___ DATA ROWS ___

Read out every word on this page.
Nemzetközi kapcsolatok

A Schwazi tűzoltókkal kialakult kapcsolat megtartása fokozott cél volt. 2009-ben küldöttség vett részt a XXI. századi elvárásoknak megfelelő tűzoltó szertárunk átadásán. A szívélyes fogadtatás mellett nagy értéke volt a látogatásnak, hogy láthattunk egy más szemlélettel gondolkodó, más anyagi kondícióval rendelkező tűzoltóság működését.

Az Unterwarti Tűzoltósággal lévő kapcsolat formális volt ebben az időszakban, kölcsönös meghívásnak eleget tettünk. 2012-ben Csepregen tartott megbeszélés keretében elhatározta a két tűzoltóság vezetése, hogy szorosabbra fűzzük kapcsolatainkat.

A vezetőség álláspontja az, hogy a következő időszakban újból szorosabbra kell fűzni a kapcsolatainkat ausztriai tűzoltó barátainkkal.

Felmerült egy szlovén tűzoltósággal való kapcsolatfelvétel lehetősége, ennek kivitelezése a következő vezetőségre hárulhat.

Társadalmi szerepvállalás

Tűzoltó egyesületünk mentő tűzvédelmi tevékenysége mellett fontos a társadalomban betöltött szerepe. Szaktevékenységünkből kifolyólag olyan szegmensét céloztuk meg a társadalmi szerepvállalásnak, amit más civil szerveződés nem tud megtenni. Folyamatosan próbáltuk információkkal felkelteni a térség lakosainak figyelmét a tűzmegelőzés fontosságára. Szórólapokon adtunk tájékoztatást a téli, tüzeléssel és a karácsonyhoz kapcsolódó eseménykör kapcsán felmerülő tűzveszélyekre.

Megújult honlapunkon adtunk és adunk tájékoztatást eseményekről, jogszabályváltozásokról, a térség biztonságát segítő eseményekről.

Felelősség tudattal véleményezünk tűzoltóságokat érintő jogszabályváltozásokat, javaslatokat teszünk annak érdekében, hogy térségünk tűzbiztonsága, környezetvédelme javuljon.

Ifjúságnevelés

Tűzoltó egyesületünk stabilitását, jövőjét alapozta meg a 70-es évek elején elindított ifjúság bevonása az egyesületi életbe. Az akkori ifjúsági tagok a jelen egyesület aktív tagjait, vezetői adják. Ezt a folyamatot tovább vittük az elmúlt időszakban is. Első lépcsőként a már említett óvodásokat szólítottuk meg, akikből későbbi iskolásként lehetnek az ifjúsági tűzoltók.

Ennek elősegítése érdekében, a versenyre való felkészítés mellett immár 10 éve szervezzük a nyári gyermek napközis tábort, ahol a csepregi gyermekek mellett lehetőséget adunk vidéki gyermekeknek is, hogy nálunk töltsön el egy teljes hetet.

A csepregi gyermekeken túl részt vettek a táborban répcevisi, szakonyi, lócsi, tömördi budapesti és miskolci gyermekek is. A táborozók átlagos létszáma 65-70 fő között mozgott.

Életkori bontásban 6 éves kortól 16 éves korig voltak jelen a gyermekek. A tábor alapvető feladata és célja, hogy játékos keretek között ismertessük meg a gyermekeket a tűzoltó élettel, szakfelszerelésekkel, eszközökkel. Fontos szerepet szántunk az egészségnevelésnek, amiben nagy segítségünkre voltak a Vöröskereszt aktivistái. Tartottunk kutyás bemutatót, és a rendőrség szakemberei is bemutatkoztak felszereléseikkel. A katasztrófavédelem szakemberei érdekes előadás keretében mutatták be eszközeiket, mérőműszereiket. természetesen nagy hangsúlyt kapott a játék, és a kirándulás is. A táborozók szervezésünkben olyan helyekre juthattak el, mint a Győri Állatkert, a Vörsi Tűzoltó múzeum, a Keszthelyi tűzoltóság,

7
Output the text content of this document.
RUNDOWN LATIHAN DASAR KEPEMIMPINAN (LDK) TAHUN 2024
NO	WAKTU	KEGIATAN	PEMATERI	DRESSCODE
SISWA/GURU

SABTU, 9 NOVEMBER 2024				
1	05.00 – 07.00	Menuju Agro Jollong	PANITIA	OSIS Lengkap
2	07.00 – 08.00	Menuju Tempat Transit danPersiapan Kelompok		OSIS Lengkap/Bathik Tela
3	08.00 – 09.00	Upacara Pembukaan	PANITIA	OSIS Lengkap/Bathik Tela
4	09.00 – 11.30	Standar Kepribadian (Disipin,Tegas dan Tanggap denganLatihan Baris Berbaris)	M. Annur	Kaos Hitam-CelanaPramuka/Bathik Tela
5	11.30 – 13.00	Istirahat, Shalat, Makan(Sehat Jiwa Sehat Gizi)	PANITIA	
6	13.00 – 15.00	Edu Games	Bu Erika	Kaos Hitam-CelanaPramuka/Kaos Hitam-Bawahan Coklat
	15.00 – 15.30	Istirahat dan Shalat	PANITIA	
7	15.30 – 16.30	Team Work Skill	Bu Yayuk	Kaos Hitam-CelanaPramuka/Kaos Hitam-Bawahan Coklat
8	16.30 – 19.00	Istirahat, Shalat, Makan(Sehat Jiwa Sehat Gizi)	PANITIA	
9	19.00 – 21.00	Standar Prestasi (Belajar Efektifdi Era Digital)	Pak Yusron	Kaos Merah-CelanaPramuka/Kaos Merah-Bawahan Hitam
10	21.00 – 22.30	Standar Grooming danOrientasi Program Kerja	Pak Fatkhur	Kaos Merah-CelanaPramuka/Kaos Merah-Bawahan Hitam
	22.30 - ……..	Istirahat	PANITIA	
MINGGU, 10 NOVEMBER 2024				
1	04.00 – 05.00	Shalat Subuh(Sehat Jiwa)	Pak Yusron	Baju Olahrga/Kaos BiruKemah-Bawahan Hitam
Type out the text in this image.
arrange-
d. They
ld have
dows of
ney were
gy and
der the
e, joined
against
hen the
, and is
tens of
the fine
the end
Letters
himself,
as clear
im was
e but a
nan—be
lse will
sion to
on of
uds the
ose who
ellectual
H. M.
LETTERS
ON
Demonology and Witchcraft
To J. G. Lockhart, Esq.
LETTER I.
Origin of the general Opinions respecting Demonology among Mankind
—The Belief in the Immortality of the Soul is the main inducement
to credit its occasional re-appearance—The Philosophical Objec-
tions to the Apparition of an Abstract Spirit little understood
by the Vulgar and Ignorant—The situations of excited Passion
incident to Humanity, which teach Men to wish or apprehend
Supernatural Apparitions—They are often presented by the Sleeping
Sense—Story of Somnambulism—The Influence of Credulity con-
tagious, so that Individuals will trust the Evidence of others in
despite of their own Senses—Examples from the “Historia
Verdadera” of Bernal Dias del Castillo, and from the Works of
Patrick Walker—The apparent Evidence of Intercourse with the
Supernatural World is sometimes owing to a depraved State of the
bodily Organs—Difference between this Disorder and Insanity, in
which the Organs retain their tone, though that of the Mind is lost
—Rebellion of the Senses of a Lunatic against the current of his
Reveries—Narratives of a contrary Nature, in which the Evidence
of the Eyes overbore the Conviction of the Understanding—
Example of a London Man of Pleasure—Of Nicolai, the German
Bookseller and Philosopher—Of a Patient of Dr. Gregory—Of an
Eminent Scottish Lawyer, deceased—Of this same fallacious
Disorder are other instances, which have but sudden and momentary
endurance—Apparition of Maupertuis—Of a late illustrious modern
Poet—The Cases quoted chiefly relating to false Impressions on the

___

> [EXERCISE PROMPT]: From the preceding material, extract every line exactly.

> [RESULT]:
Read out every word on this page.
Nemzetközi kapcsolatok

A Schwazi tűzoltókkal kialakult kapcsolat megtartása fokozott cél volt. 2009-ben küldöttség vett részt a XXI. századi elvárásoknak megfelelő tűzoltó szertárunk átadásán. A szívélyes fogadtatás mellett nagy értéke volt a látogatásnak, hogy láthattunk egy más szemlélettel gondolkodó, más anyagi kondícióval rendelkező tűzoltóság működését.

Az Unterwarti Tűzoltósággal lévő kapcsolat formális volt ebben az időszakban, kölcsönös meghívásnak eleget tettünk. 2012-ben Csepregen tartott megbeszélés keretében elhatározta a két tűzoltóság vezetése, hogy szorosabbra fűzzük kapcsolatainkat.

A vezetőség álláspontja az, hogy a következő időszakban újból szorosabbra kell fűzni a kapcsolatainkat ausztriai tűzoltó barátainkkal.

Felmerült egy szlovén tűzoltósággal való kapcsolatfelvétel lehetősége, ennek kivitelezése a következő vezetőségre hárulhat.

Társadalmi szerepvállalás

Tűzoltó egyesületünk mentő tűzvédelmi tevékenysége mellett fontos a társadalomban betöltött szerepe. Szaktevékenységünkből kifolyólag olyan szegmensét céloztuk meg a társadalmi szerepvállalásnak, amit más civil szerveződés nem tud megtenni. Folyamatosan próbáltuk információkkal felkelteni a térség lakosainak figyelmét a tűzmegelőzés fontosságára. Szórólapokon adtunk tájékoztatást a téli, tüzeléssel és a karácsonyhoz kapcsolódó eseménykör kapcsán felmerülő tűzveszélyekre.

Megújult honlapunkon adtunk és adunk tájékoztatást eseményekről, jogszabályváltozásokról, a térség biztonságát segítő eseményekről.

Felelősség tudattal véleményezünk tűzoltóságokat érintő jogszabályváltozásokat, javaslatokat teszünk annak érdekében, hogy térségünk tűzbiztonsága, környezetvédelme javuljon.

Ifjúságnevelés

Tűzoltó egyesületünk stabilitását, jövőjét alapozta meg a 70-es évek elején elindított ifjúság bevonása az egyesületi életbe. Az akkori ifjúsági tagok a jelen egyesület aktív tagjait, vezetői adják. Ezt a folyamatot tovább vittük az elmúlt időszakban is. Első lépcsőként a már említett óvodásokat szólítottuk meg, akikből későbbi iskolásként lehetnek az ifjúsági tűzoltók.

Ennek elősegítése érdekében, a versenyre való felkészítés mellett immár 10 éve szervezzük a nyári gyermek napközis tábort, ahol a csepregi gyermekek mellett lehetőséget adunk vidéki gyermekeknek is, hogy nálunk töltsön el egy teljes hetet.

A csepregi gyermekeken túl részt vettek a táborban répcevisi, szakonyi, lócsi, tömördi budapesti és miskolci gyermekek is. A táborozók átlagos létszáma 65-70 fő között mozgott.

Életkori bontásban 6 éves kortól 16 éves korig voltak jelen a gyermekek. A tábor alapvető feladata és célja, hogy játékos keretek között ismertessük meg a gyermekeket a tűzoltó élettel, szakfelszerelésekkel, eszközökkel. Fontos szerepet szántunk az egészségnevelésnek, amiben nagy segítségünkre voltak a Vöröskereszt aktivistái. Tartottunk kutyás bemutatót, és a rendőrség szakemberei is bemutatkoztak felszereléseikkel. A katasztrófavédelem szakemberei érdekes előadás keretében mutatták be eszközeiket, mérőműszereiket. természetesen nagy hangsúlyt kapott a játék, és a kirándulás is. A táborozók szervezésünkben olyan helyekre juthattak el, mint a Győri Állatkert, a Vörsi Tűzoltó múzeum, a Keszthelyi tűzoltóság,

7
Output the text content of this document.
RUNDOWN LATIHAN DASAR KEPEMIMPINAN (LDK) TAHUN 2024
NO	WAKTU	KEGIATAN	PEMATERI	DRESSCODE
SISWA/GURU

SABTU, 9 NOVEMBER 2024				
1	05.00 – 07.00	Menuju Agro Jollong	PANITIA	OSIS Lengkap
2	07.00 – 08.00	Menuju Tempat Transit danPersiapan Kelompok		OSIS Lengkap/Bathik Tela
3	08.00 – 09.00	Upacara Pembukaan	PANITIA	OSIS Lengkap/Bathik Tela
4	09.00 – 11.30	Standar Kepribadian (Disipin,Tegas dan Tanggap denganLatihan Baris Berbaris)	M. Annur	Kaos Hitam-CelanaPramuka/Bathik Tela
5	11.30 – 13.00	Istirahat, Shalat, Makan(Sehat Jiwa Sehat Gizi)	PANITIA	
6	13.00 – 15.00	Edu Games	Bu Erika	Kaos Hitam-CelanaPramuka/Kaos Hitam-Bawahan Coklat
	15.00 – 15.30	Istirahat dan Shalat	PANITIA	
7	15.30 – 16.30	Team Work Skill	Bu Yayuk	Kaos Hitam-CelanaPramuka/Kaos Hitam-Bawahan Coklat
8	16.30 – 19.00	Istirahat, Shalat, Makan(Sehat Jiwa Sehat Gizi)	PANITIA	
9	19.00 – 21.00	Standar Prestasi (Belajar Efektifdi Era Digital)	Pak Yusron	Kaos Merah-CelanaPramuka/Kaos Merah-Bawahan Hitam
10	21.00 – 22.30	Standar Grooming danOrientasi Program Kerja	Pak Fatkhur	Kaos Merah-CelanaPramuka/Kaos Merah-Bawahan Hitam
	22.30 - ……..	Istirahat	PANITIA	
MINGGU, 10 NOVEMBER 2024				
1	04.00 – 05.00	Shalat Subuh(Sehat Jiwa)	Pak Yusron	Baju Olahrga/Kaos BiruKemah-Bawahan Hitam
Type out the text in this image.
arrange-
d. They
ld have
dows of
ney were
gy and
der the
e, joined
against
hen the
, and is
tens of
the fine
the end
Letters
himself,
as clear
im was
e but a
nan—be
lse will
sion to
on of
uds the
ose who
ellectual
H. M.
LETTERS
ON
Demonology and Witchcraft
To J. G. Lockhart, Esq.
LETTER I.
Origin of the general Opinions respecting Demonology among Mankind
—The Belief in the Immortality of the Soul is the main inducement
to credit its occasional re-appearance—The Philosophical Objec-
tions to the Apparition of an Abstract Spirit little understood
by the Vulgar and Ignorant—The situations of excited Passion
incident to Humanity, which teach Men to wish or apprehend
Supernatural Apparitions—They are often presented by the Sleeping
Sense—Story of Somnambulism—The Influence of Credulity con-
tagious, so that Individuals will trust the Evidence of others in
despite of their own Senses—Examples from the “Historia
Verdadera” of Bernal Dias del Castillo, and from the Works of
Patrick Walker—The apparent Evidence of Intercourse with the
Supernatural World is sometimes owing to a depraved State of the
bodily Organs—Difference between this Disorder and Insanity, in
which the Organs retain their tone, though that of the Mind is lost
—Rebellion of the Senses of a Lunatic against the current of his
Reveries—Narratives of a contrary Nature, in which the Evidence
of the Eyes overbore the Conviction of the Understanding—
Example of a London Man of Pleasure—Of Nicolai, the German
Bookseller and Philosopher—Of a Patient of Dr. Gregory—Of an
Eminent Scottish Lawyer, deceased—Of this same fallacious
Disorder are other instances, which have but sudden and momentary
endurance—Apparition of Maupertuis—Of a late illustrious modern
Poet—The Cases quoted chiefly relating to false Impressions on the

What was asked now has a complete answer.